§ EXERCISE DETAILS:
Write out every row below word for word, leaving the pictures out of your answer.

Entries from a dataset
/---

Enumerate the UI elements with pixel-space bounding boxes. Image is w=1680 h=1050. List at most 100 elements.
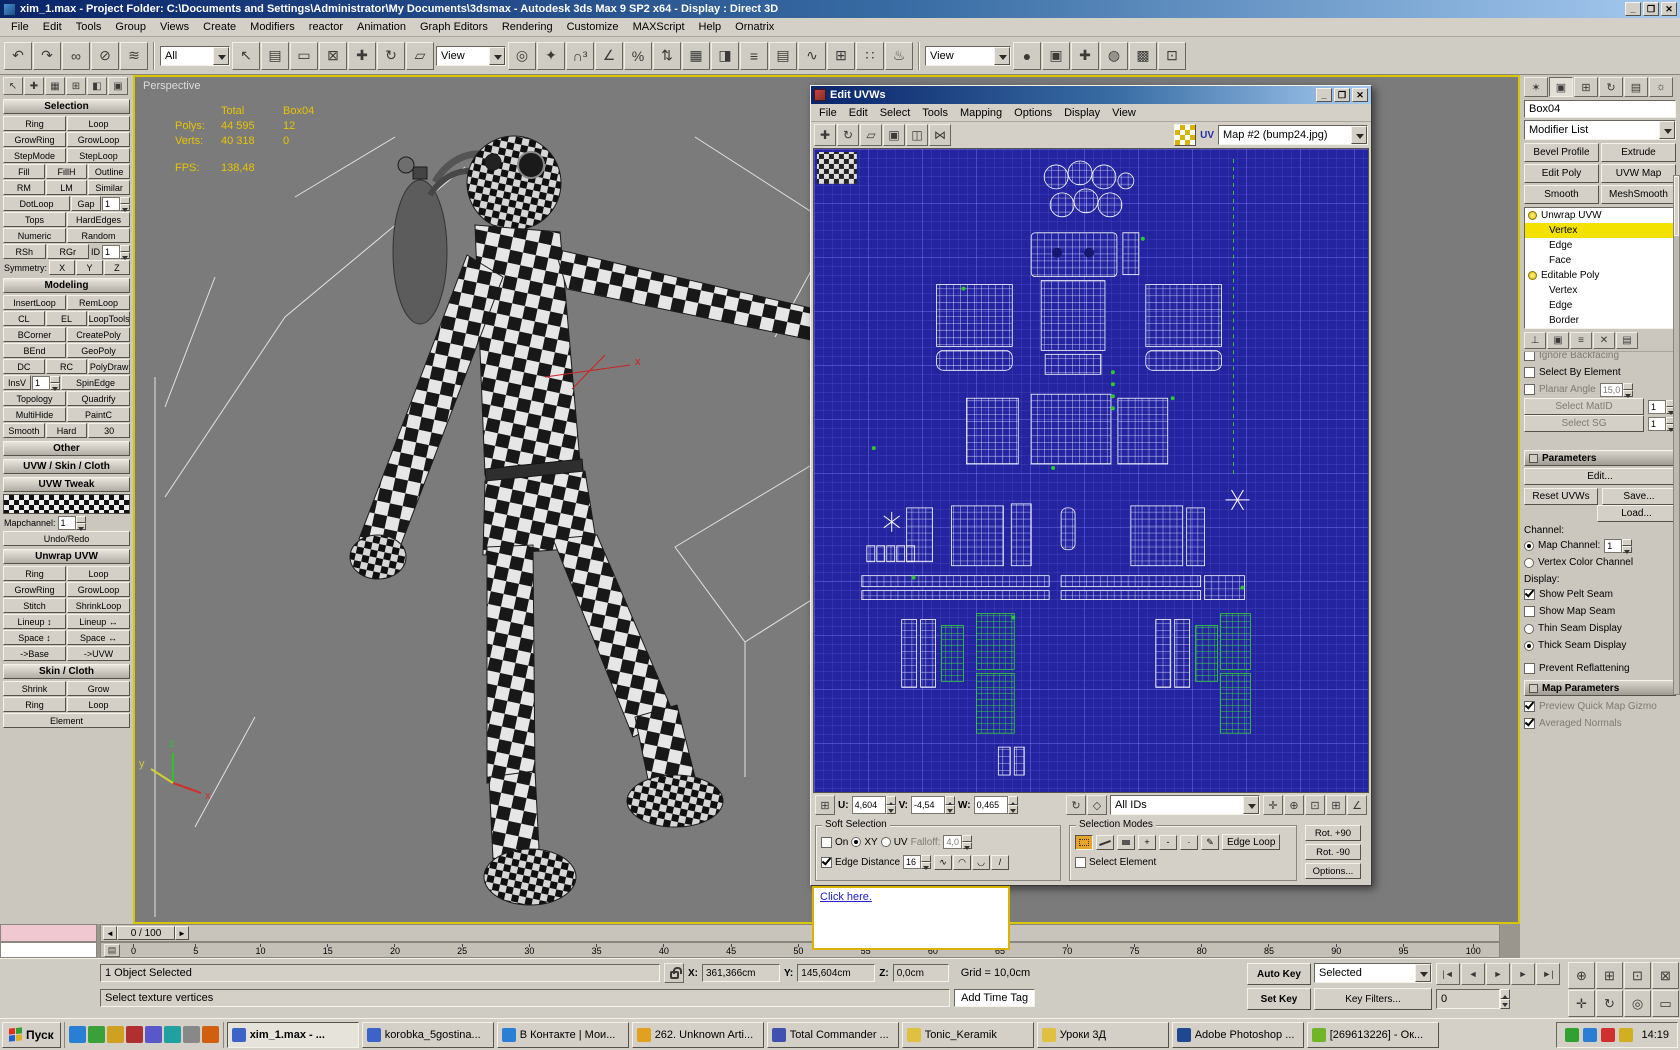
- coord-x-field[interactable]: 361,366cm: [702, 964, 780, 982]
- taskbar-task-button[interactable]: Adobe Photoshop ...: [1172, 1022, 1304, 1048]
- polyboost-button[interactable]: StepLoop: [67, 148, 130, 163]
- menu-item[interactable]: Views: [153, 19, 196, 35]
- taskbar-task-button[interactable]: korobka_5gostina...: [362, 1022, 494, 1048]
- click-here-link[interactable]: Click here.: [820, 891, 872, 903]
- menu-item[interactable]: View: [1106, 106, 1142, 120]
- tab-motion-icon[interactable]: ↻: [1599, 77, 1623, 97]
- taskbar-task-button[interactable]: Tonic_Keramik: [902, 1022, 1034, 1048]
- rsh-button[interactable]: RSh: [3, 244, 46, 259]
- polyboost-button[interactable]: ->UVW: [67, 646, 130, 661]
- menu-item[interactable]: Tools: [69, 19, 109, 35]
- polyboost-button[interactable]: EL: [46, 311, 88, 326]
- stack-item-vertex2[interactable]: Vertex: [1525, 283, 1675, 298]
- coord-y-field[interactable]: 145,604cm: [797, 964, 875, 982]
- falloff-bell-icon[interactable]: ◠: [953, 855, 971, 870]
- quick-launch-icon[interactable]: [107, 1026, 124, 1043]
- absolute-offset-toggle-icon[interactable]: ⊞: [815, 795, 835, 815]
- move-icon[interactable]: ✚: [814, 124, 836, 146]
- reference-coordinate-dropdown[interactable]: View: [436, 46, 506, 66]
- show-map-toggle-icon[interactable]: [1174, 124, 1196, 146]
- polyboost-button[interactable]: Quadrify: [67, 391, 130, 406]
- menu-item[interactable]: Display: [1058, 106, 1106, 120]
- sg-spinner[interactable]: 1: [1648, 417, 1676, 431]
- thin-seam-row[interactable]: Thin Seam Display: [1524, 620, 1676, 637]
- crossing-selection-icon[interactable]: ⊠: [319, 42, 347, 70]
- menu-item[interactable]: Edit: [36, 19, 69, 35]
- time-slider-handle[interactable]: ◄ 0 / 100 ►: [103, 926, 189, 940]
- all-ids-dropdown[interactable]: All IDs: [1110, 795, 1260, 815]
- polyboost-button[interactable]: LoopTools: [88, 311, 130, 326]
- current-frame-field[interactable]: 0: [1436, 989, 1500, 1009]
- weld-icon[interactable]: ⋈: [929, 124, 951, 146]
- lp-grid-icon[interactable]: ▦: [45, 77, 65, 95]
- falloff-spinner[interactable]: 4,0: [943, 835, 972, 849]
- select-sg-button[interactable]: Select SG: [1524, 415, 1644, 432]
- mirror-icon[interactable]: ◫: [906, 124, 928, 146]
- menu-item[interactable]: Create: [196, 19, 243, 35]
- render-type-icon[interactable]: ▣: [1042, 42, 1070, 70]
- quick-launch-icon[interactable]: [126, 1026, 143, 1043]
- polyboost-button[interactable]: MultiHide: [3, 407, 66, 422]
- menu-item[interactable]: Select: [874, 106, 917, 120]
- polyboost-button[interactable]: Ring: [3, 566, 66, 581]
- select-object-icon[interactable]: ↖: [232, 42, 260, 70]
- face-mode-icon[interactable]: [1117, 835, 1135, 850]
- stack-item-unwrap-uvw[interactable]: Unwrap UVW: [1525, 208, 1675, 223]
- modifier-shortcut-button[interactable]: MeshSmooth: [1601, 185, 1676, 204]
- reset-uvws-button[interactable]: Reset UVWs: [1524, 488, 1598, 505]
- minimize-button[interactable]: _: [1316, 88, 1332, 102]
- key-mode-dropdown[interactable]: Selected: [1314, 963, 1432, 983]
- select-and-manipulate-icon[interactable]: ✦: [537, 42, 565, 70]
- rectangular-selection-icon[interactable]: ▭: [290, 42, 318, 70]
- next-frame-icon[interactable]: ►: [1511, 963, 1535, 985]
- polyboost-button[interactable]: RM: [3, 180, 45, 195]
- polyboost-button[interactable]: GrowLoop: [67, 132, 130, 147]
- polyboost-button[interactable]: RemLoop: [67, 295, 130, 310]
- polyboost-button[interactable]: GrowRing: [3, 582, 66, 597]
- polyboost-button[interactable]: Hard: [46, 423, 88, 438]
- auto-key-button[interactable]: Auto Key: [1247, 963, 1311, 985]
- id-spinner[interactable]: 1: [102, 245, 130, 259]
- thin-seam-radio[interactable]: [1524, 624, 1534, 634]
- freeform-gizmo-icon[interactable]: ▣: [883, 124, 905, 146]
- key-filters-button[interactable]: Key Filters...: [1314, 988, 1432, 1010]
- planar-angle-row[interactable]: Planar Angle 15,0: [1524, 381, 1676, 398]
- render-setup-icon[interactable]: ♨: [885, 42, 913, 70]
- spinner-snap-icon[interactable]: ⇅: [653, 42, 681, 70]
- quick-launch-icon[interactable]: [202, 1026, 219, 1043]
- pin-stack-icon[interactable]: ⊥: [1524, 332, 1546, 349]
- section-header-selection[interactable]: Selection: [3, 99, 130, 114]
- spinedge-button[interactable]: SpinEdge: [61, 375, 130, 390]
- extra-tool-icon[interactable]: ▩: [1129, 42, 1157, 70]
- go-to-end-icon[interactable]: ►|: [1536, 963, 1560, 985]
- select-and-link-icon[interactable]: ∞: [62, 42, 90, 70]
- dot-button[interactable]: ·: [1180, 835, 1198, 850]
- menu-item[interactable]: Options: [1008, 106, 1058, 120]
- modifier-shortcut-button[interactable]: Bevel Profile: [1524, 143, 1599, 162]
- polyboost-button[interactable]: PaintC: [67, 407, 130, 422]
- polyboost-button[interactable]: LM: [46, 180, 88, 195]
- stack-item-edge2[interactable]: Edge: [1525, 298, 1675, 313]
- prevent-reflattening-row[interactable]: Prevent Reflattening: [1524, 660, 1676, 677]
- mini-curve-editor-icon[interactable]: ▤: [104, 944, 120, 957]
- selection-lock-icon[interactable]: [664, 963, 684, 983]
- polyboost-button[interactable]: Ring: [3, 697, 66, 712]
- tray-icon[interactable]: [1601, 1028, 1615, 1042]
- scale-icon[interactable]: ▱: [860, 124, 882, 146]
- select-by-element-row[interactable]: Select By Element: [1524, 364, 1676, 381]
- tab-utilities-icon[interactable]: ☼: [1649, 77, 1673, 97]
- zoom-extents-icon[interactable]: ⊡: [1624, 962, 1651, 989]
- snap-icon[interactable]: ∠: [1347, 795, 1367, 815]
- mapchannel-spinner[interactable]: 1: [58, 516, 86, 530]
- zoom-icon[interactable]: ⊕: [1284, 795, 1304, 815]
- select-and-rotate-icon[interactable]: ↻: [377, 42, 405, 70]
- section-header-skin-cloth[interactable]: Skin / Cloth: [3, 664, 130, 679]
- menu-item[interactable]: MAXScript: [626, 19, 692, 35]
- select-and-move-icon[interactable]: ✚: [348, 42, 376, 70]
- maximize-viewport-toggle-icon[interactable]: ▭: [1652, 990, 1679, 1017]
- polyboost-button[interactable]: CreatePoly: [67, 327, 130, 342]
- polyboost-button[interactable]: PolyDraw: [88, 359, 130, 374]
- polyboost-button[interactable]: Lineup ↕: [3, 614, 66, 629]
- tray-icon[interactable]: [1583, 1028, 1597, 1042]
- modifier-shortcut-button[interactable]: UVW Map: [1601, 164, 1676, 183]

\---

§ FULL OUTPUT:
Enumerate the UI elements with pixel-space bounding boxes. Image is w=1680 h=1050. List at most 100 elements.
- coord-x-field[interactable]: 361,366cm: [702, 964, 780, 982]
- taskbar-task-button[interactable]: Adobe Photoshop ...: [1172, 1022, 1304, 1048]
- polyboost-button[interactable]: StepLoop: [67, 148, 130, 163]
- menu-item[interactable]: Views: [153, 19, 196, 35]
- taskbar-task-button[interactable]: korobka_5gostina...: [362, 1022, 494, 1048]
- click-here-link[interactable]: Click here.: [820, 891, 872, 903]
- menu-item[interactable]: View: [1106, 106, 1142, 120]
- tab-motion-icon[interactable]: ↻: [1599, 77, 1623, 97]
- taskbar-task-button[interactable]: Tonic_Keramik: [902, 1022, 1034, 1048]
- rsh-button[interactable]: RSh: [3, 244, 46, 259]
- polyboost-button[interactable]: ->UVW: [67, 646, 130, 661]
- menu-item[interactable]: Tools: [69, 19, 109, 35]
- polyboost-button[interactable]: EL: [46, 311, 88, 326]
- stack-item-vertex2[interactable]: Vertex: [1525, 283, 1675, 298]
- coord-y-field[interactable]: 145,604cm: [797, 964, 875, 982]
- falloff-bell-icon[interactable]: ◠: [953, 855, 971, 870]
- quick-launch-icon[interactable]: [107, 1026, 124, 1043]
- absolute-offset-toggle-icon[interactable]: ⊞: [815, 795, 835, 815]
- move-icon[interactable]: ✚: [814, 124, 836, 146]
- reference-coordinate-dropdown[interactable]: View: [436, 46, 506, 66]
- show-map-toggle-icon[interactable]: [1174, 124, 1196, 146]
- polyboost-button[interactable]: Quadrify: [67, 391, 130, 406]
- menu-item[interactable]: Display: [1058, 106, 1106, 120]
- sg-spinner[interactable]: 1: [1648, 417, 1676, 431]
- thin-seam-row[interactable]: Thin Seam Display: [1524, 620, 1676, 637]
- crossing-selection-icon[interactable]: ⊠: [319, 42, 347, 70]
- menu-item[interactable]: Edit: [36, 19, 69, 35]
- time-slider-handle[interactable]: ◄ 0 / 100 ►: [103, 926, 189, 940]
- all-ids-dropdown[interactable]: All IDs: [1110, 795, 1260, 815]
- polyboost-button[interactable]: LoopTools: [88, 311, 130, 326]
- current-frame-field[interactable]: 0: [1436, 989, 1500, 1009]
- weld-icon[interactable]: ⋈: [929, 124, 951, 146]
- lp-grid-icon[interactable]: ▦: [45, 77, 65, 95]
- falloff-spinner[interactable]: 4,0: [943, 835, 972, 849]
- select-sg-button[interactable]: Select SG: [1524, 415, 1644, 432]
- mirror-icon[interactable]: ◫: [906, 124, 928, 146]
- menu-item[interactable]: Create: [196, 19, 243, 35]
- render-type-icon[interactable]: ▣: [1042, 42, 1070, 70]
- quick-launch-icon[interactable]: [126, 1026, 143, 1043]
- polyboost-button[interactable]: MultiHide: [3, 407, 66, 422]
- menu-item[interactable]: Select: [874, 106, 917, 120]
- polyboost-button[interactable]: Ring: [3, 566, 66, 581]
- select-object-icon[interactable]: ↖: [232, 42, 260, 70]
- face-mode-icon[interactable]: [1117, 835, 1135, 850]
- stack-item-unwrap-uvw[interactable]: Unwrap UVW: [1525, 208, 1675, 223]
- modifier-shortcut-button[interactable]: MeshSmooth: [1601, 185, 1676, 204]
- reset-uvws-button[interactable]: Reset UVWs: [1524, 488, 1598, 505]
- minimize-button[interactable]: _: [1316, 88, 1332, 102]
- key-mode-dropdown[interactable]: Selected: [1314, 963, 1432, 983]
- select-and-manipulate-icon[interactable]: ✦: [537, 42, 565, 70]
- rectangular-selection-icon[interactable]: ▭: [290, 42, 318, 70]
- next-frame-icon[interactable]: ►: [1511, 963, 1535, 985]
- polyboost-button[interactable]: RM: [3, 180, 45, 195]
- polyboost-button[interactable]: GrowLoop: [67, 132, 130, 147]
- polyboost-button[interactable]: RemLoop: [67, 295, 130, 310]
- polyboost-button[interactable]: GrowRing: [3, 582, 66, 597]
- polyboost-button[interactable]: Hard: [46, 423, 88, 438]
- auto-key-button[interactable]: Auto Key: [1247, 963, 1311, 985]
- id-spinner[interactable]: 1: [102, 245, 130, 259]
- thin-seam-radio[interactable]: [1524, 624, 1534, 634]
- freeform-gizmo-icon[interactable]: ▣: [883, 124, 905, 146]
- key-filters-button[interactable]: Key Filters...: [1314, 988, 1432, 1010]
- planar-angle-row[interactable]: Planar Angle 15,0: [1524, 381, 1676, 398]
- render-setup-icon[interactable]: ♨: [885, 42, 913, 70]
- spinner-snap-icon[interactable]: ⇅: [653, 42, 681, 70]
- quick-launch-icon[interactable]: [202, 1026, 219, 1043]
- pin-stack-icon[interactable]: ⊥: [1524, 332, 1546, 349]
- section-header-selection[interactable]: Selection: [3, 99, 130, 114]
- spinedge-button[interactable]: SpinEdge: [61, 375, 130, 390]
- extra-tool-icon[interactable]: ▩: [1129, 42, 1157, 70]
- go-to-end-icon[interactable]: ►|: [1536, 963, 1560, 985]
- select-and-link-icon[interactable]: ∞: [62, 42, 90, 70]
- dot-button[interactable]: ·: [1180, 835, 1198, 850]
- menu-item[interactable]: Options: [1008, 106, 1058, 120]
- modifier-shortcut-button[interactable]: Bevel Profile: [1524, 143, 1599, 162]
- polyboost-button[interactable]: PaintC: [67, 407, 130, 422]
- polyboost-button[interactable]: LM: [46, 180, 88, 195]
- stack-item-edge2[interactable]: Edge: [1525, 298, 1675, 313]
- prevent-reflattening-row[interactable]: Prevent Reflattening: [1524, 660, 1676, 677]
- mini-curve-editor-icon[interactable]: ▤: [104, 944, 120, 957]
- selection-lock-icon[interactable]: [664, 963, 684, 983]
- polyboost-button[interactable]: Ring: [3, 697, 66, 712]
- tray-icon[interactable]: [1601, 1028, 1615, 1042]
- scale-icon[interactable]: ▱: [860, 124, 882, 146]
- select-by-element-row[interactable]: Select By Element: [1524, 364, 1676, 381]
- tab-utilities-icon[interactable]: ☼: [1649, 77, 1673, 97]
- zoom-extents-icon[interactable]: ⊡: [1624, 962, 1651, 989]
- snap-icon[interactable]: ∠: [1347, 795, 1367, 815]
- mapchannel-spinner[interactable]: 1: [58, 516, 86, 530]
- zoom-icon[interactable]: ⊕: [1284, 795, 1304, 815]
- select-and-rotate-icon[interactable]: ↻: [377, 42, 405, 70]
- section-header-skin-cloth[interactable]: Skin / Cloth: [3, 664, 130, 679]
- menu-item[interactable]: MAXScript: [626, 19, 692, 35]
- select-and-move-icon[interactable]: ✚: [348, 42, 376, 70]
- maximize-viewport-toggle-icon[interactable]: ▭: [1652, 990, 1679, 1017]
- polyboost-button[interactable]: CreatePoly: [67, 327, 130, 342]
- polyboost-button[interactable]: PolyDraw: [88, 359, 130, 374]
- polyboost-button[interactable]: Lineup ↕: [3, 614, 66, 629]
- tray-icon[interactable]: [1583, 1028, 1597, 1042]
- modifier-shortcut-button[interactable]: UVW Map: [1601, 164, 1676, 183]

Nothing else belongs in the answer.